YOUR INSTRUCTIONS: Each line from the material with the word "JSON" in it must be copied.

---*---

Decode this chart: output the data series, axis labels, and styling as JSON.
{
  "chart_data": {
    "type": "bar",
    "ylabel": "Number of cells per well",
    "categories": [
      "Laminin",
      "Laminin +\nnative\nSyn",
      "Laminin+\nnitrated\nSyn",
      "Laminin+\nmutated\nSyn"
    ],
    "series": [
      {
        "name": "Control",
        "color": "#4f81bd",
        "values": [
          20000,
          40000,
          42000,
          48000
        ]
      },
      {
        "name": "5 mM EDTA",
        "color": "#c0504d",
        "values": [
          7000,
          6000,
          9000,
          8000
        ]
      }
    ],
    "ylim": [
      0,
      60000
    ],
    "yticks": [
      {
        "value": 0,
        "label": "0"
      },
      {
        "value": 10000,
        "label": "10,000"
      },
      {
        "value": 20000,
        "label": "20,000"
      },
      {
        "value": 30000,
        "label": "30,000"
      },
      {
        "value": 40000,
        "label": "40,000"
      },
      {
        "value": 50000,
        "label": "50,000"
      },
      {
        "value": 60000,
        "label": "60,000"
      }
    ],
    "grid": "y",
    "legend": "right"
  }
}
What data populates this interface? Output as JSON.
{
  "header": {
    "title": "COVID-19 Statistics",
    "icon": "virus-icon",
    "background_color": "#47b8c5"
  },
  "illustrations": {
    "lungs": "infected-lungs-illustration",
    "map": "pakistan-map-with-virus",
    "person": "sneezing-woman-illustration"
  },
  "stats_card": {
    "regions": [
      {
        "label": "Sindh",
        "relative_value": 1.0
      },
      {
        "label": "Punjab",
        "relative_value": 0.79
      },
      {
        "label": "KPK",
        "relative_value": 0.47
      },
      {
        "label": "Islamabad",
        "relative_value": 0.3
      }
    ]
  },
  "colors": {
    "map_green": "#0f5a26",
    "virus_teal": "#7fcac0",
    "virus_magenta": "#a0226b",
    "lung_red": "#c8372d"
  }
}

---*---

EXERCISE SOLUTION:
Decode this chart: output the data series, axis labels, and styling as JSON.
What data populates this interface? Output as JSON.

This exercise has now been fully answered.